Spot each line in the data below containing "JSON" and copy it.

↓

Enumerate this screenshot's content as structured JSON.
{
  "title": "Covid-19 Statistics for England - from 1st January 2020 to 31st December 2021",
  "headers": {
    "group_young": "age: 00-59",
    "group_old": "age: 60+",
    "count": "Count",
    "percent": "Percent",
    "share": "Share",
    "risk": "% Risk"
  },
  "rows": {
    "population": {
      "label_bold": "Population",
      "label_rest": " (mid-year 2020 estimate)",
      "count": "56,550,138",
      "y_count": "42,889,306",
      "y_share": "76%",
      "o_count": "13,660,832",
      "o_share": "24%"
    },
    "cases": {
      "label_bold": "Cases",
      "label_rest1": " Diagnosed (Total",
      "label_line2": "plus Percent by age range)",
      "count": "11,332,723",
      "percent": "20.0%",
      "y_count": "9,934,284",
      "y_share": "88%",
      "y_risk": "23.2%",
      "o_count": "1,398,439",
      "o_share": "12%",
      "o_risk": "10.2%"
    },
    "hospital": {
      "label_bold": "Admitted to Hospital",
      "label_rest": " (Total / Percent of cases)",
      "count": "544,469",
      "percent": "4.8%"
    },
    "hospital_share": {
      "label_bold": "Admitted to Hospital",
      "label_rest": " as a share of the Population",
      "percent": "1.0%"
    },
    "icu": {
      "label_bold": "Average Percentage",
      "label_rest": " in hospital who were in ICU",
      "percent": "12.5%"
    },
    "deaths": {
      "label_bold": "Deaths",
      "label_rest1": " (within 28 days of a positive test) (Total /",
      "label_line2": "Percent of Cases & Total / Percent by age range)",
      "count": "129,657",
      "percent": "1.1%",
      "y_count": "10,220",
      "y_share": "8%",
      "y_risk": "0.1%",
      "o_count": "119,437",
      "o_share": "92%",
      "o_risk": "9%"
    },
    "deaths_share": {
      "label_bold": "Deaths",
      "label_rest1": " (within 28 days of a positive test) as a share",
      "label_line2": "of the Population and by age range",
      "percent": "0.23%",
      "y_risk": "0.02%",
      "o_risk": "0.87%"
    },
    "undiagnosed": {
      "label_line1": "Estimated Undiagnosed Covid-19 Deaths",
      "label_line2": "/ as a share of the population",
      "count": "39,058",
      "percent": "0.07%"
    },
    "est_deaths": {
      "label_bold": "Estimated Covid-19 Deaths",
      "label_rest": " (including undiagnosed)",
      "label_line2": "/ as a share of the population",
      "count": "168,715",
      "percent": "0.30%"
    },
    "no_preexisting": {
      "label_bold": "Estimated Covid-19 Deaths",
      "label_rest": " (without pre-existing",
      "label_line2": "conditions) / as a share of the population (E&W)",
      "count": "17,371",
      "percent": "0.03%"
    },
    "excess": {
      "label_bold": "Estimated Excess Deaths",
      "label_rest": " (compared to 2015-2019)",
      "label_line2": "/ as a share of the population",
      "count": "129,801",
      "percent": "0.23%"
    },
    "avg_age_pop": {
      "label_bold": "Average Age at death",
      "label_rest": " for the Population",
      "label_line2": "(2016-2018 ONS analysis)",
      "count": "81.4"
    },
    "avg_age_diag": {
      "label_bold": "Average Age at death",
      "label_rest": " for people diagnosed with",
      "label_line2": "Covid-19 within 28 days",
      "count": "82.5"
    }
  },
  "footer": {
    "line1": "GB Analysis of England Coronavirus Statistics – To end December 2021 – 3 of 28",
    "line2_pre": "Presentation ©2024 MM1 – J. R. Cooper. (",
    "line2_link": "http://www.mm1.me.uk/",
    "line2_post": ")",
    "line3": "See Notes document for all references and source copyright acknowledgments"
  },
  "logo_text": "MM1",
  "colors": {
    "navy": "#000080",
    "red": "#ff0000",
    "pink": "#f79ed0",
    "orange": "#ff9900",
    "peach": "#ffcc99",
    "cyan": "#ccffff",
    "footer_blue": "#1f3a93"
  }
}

↑
↓

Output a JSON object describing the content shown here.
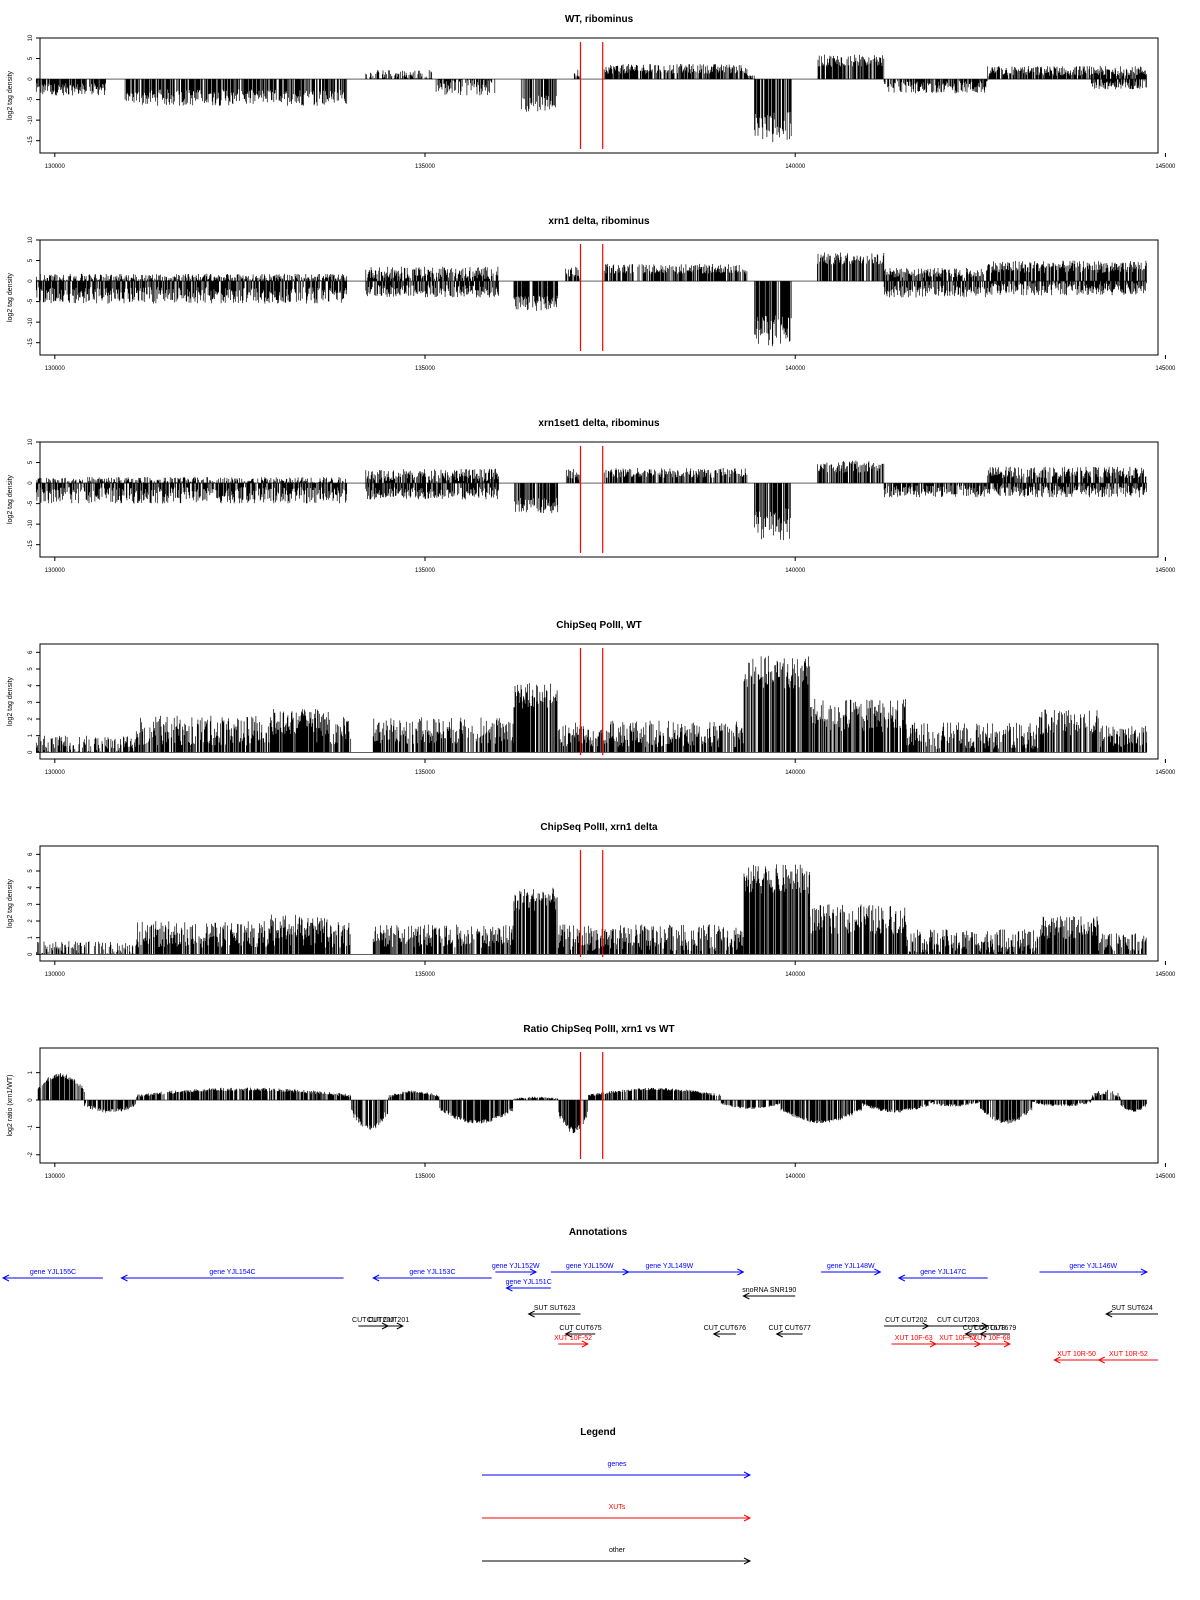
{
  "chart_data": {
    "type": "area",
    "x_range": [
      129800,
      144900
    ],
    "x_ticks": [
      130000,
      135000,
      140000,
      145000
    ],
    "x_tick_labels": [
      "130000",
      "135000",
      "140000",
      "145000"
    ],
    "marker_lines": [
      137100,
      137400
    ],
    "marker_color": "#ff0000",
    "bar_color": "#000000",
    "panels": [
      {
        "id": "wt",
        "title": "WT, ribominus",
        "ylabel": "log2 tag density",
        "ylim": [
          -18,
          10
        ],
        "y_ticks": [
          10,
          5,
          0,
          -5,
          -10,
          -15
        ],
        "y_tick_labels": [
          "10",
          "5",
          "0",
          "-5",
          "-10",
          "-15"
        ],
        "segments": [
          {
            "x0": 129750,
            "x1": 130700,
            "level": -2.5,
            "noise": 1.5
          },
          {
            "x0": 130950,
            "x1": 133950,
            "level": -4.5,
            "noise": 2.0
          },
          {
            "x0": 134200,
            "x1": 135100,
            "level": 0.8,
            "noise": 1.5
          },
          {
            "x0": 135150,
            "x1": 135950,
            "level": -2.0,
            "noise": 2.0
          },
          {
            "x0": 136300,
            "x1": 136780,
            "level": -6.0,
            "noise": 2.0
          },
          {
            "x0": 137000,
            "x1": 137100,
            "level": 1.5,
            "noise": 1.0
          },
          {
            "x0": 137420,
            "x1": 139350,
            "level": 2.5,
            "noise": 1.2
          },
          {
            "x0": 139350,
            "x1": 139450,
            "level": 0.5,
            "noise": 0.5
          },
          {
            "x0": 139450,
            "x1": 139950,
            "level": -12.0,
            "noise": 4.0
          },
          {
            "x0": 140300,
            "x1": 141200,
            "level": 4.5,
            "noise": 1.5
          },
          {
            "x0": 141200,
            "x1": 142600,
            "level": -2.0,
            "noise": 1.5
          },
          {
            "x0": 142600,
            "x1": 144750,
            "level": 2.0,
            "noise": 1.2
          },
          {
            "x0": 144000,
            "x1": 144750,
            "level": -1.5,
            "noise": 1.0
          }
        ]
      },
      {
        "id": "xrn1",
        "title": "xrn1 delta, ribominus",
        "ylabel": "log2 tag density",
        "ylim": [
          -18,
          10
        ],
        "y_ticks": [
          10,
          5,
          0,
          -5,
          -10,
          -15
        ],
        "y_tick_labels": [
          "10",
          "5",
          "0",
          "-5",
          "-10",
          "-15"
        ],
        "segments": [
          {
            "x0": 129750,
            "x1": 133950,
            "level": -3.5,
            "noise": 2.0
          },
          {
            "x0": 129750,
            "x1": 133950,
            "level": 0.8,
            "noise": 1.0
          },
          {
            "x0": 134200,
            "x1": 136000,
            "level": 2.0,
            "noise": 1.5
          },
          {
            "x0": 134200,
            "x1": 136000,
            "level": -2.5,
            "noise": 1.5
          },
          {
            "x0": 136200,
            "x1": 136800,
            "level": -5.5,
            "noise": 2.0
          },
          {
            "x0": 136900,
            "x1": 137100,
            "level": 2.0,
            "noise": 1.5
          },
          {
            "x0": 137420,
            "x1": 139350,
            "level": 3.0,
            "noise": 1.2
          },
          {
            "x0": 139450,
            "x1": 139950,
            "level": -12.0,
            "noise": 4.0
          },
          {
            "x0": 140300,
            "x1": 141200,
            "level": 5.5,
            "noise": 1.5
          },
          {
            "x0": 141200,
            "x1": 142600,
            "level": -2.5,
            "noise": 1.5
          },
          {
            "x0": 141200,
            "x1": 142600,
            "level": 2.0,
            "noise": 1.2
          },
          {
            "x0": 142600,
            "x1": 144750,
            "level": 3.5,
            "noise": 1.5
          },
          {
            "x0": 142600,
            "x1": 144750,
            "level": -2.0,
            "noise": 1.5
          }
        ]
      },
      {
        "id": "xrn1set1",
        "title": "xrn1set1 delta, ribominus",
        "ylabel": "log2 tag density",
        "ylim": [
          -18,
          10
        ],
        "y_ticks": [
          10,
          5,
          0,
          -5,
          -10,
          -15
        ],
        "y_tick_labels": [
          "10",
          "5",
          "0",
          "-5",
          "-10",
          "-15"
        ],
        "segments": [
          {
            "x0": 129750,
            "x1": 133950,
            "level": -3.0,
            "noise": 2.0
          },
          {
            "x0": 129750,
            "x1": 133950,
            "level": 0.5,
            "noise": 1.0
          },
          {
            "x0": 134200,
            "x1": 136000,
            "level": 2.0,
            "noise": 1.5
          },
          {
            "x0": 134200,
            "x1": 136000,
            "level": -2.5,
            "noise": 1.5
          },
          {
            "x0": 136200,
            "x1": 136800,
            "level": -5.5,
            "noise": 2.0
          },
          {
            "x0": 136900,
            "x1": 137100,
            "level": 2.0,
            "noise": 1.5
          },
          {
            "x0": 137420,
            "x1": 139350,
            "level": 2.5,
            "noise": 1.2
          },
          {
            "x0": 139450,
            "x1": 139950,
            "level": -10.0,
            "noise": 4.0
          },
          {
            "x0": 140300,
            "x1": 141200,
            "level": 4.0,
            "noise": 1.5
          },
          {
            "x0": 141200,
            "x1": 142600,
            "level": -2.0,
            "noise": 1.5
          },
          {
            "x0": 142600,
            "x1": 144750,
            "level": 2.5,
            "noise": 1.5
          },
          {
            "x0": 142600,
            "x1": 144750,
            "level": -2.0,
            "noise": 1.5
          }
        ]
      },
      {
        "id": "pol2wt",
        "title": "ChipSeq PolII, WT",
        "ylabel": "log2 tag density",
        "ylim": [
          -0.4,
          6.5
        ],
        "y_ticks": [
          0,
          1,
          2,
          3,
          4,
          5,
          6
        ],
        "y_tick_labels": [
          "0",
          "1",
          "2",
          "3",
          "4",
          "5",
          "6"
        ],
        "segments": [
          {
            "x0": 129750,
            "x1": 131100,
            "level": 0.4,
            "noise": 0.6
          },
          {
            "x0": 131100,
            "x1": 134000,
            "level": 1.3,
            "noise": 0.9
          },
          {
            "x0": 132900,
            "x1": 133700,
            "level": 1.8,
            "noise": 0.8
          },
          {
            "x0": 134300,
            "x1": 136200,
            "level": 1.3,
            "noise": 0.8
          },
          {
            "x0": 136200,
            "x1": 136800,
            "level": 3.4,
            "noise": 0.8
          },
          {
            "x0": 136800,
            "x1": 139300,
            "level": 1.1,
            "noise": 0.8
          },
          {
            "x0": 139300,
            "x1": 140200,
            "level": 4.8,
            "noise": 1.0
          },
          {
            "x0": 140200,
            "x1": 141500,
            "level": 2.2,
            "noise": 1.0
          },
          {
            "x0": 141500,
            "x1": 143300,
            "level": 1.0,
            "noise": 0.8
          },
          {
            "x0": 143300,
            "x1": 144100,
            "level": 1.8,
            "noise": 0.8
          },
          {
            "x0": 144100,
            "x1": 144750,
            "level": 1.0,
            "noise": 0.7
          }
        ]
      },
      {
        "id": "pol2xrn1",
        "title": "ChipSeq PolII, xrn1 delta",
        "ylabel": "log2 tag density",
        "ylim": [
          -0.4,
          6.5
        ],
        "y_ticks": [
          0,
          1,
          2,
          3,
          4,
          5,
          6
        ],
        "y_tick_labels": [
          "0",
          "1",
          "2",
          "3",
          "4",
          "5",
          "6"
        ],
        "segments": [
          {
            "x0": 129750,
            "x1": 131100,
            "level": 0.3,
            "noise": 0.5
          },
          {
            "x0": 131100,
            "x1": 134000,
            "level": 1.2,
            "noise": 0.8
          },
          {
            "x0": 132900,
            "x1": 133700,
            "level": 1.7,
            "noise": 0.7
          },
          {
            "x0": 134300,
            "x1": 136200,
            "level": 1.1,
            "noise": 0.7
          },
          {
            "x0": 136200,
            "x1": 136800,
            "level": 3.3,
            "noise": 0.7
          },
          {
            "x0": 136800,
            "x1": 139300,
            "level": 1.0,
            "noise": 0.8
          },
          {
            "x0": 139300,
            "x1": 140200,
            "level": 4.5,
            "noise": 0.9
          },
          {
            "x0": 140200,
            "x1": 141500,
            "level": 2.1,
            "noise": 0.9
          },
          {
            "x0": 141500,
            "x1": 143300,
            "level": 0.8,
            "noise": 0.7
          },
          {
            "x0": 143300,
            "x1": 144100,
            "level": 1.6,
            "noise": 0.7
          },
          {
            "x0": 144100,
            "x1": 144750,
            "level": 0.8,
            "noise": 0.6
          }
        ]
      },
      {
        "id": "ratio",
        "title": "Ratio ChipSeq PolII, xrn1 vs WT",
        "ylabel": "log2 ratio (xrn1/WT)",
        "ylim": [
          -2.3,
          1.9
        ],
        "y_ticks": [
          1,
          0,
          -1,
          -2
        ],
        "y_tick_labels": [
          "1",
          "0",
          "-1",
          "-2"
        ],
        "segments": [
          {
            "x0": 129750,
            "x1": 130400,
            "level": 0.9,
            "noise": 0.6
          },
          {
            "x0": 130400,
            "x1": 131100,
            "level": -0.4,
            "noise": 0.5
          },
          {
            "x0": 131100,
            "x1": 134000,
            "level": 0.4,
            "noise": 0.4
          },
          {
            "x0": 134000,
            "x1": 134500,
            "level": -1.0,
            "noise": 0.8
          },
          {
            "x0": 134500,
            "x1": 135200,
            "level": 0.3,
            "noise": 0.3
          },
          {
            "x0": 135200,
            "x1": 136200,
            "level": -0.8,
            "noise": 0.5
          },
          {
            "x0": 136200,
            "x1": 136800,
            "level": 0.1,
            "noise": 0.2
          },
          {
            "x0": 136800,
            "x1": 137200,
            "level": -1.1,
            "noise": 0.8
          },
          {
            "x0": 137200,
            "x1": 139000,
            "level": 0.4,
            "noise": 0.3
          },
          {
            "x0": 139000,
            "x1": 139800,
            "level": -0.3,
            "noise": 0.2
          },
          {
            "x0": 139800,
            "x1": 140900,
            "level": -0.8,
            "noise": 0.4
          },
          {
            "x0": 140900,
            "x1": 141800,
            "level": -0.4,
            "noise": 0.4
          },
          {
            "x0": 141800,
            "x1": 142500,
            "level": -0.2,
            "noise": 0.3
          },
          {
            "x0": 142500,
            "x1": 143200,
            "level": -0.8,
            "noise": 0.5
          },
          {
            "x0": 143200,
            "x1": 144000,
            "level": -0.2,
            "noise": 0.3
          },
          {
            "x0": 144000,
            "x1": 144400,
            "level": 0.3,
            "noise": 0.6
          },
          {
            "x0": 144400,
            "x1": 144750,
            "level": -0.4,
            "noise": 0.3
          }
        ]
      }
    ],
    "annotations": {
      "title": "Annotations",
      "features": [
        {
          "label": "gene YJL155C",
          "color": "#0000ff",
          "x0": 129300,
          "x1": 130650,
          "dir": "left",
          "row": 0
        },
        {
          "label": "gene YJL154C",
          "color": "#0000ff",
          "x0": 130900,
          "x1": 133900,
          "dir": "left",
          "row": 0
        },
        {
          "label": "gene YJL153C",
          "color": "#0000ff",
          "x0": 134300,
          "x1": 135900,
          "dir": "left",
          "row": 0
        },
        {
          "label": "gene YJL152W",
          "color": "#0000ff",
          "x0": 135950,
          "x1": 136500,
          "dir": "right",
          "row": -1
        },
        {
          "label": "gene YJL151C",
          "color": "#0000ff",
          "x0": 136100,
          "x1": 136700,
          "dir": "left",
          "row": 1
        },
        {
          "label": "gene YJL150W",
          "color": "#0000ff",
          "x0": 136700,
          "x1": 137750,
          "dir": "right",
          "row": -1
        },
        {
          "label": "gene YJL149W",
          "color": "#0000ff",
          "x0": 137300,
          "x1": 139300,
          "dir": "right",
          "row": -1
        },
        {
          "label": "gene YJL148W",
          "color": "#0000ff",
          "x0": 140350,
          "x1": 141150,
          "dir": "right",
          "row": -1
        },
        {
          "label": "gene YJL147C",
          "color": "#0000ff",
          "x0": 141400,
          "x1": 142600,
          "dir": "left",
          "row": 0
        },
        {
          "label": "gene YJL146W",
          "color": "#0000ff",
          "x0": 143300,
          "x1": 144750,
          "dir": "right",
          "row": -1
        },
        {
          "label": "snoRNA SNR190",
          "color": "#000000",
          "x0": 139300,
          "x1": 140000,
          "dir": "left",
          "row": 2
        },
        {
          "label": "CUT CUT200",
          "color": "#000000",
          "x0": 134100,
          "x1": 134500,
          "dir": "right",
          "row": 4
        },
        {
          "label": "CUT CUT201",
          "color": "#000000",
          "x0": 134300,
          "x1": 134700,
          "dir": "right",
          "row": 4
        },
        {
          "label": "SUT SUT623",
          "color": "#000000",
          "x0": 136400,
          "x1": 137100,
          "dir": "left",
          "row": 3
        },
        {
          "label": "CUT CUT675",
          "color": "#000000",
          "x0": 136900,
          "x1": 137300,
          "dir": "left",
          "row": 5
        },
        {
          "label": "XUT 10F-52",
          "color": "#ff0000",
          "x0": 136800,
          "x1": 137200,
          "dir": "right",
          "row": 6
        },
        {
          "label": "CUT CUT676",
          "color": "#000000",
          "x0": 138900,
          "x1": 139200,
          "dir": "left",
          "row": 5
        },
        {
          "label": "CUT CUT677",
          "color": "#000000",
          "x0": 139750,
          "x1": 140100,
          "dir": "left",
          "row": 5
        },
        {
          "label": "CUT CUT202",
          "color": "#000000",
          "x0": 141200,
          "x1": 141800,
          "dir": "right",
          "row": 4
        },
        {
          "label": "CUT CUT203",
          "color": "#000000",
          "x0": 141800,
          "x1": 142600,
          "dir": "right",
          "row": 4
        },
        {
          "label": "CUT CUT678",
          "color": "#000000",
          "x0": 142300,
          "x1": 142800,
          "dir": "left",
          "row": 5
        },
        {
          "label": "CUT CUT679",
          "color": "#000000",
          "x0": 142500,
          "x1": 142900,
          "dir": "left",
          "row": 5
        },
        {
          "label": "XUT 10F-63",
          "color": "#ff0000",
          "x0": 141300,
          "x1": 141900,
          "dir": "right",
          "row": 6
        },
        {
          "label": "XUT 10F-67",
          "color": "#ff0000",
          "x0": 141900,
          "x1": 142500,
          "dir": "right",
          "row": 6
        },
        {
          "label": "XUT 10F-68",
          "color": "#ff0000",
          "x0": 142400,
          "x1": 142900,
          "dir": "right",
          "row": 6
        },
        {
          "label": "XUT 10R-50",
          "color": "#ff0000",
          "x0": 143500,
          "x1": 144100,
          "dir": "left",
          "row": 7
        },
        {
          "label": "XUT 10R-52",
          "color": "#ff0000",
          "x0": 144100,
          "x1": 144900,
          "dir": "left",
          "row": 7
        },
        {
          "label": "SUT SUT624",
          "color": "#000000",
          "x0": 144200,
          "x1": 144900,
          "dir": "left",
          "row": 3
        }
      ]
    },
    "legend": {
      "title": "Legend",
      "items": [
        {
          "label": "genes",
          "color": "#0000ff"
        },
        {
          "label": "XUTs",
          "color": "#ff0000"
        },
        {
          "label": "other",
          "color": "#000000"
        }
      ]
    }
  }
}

↑

_Written response_
Enumerate this screenshot's content as structured JSON.
Output a JSON object describing the content shown here.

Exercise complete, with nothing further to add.